Your task is to copy the listing exactly. Drop any pictures from the copy.
BEGIN DATA SUPPLIED
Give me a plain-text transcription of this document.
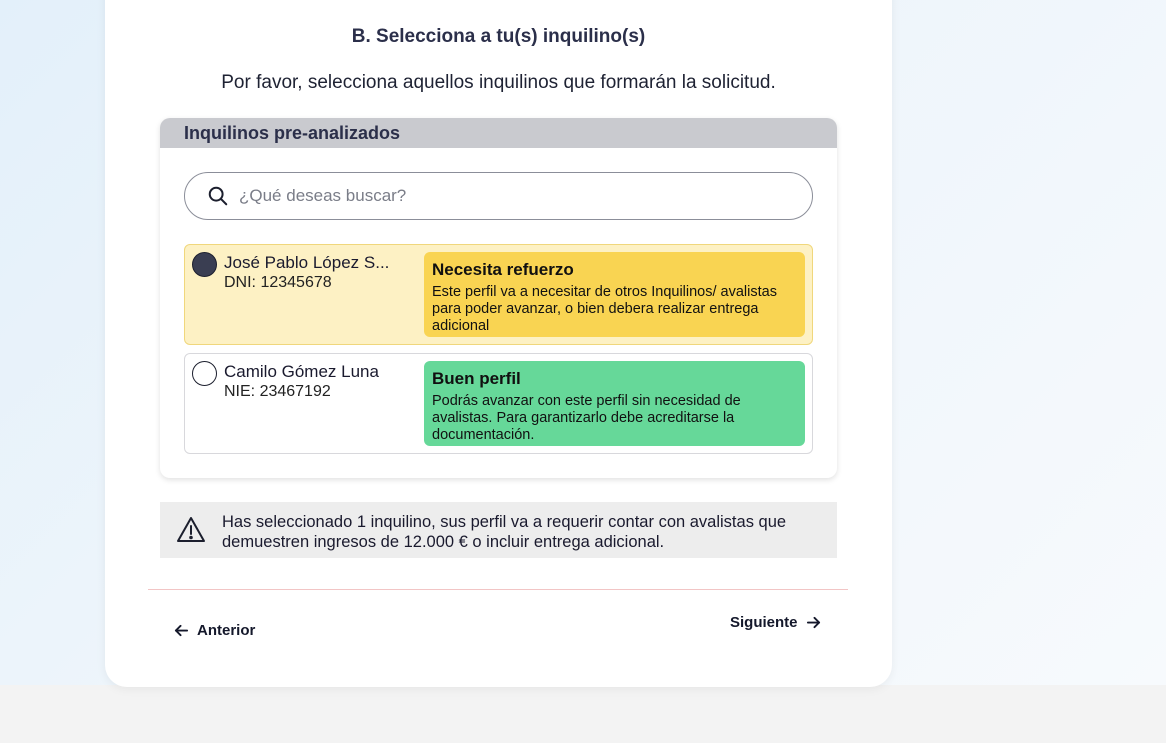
B. Selecciona a tu(s) inquilino(s)
Por favor, selecciona aquellos inquilinos que formarán la solicitud.
Inquilinos pre-analizados
¿Qué deseas buscar?
José Pablo López S...
DNI: 12345678
Necesita refuerzo
Este perfil va a necesitar de otros Inquilinos/ avalistas para poder avanzar, o bien debera realizar entrega adicional
Camilo Gómez Luna
NIE: 23467192
Buen perfil
Podrás avanzar con este perfil sin necesidad de avalistas. Para garantizarlo debe acreditarse la documentación.
Has seleccionado 1 inquilino, sus perfil va a requerir contar con avalistas que demuestren ingresos de 12.000 € o incluir entrega adicional.
Anterior	Siguiente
END DATA SUPPLIED
CORRECT RESULT:
Give me a plain-text transcription of this document.
B. Selecciona a tu(s) inquilino(s)
Por favor, selecciona aquellos inquilinos que formarán la solicitud.
Inquilinos pre-analizados
¿Qué deseas buscar?
José Pablo López S...
DNI: 12345678
Necesita refuerzo
Este perfil va a necesitar de otros Inquilinos/ avalistas para poder avanzar, o bien debera realizar entrega adicional
Camilo Gómez Luna
NIE: 23467192
Buen perfil
Podrás avanzar con este perfil sin necesidad de avalistas. Para garantizarlo debe acreditarse la documentación.
Has seleccionado 1 inquilino, sus perfil va a requerir contar con avalistas que demuestren ingresos de 12.000 € o incluir entrega adicional.
Anterior	Siguiente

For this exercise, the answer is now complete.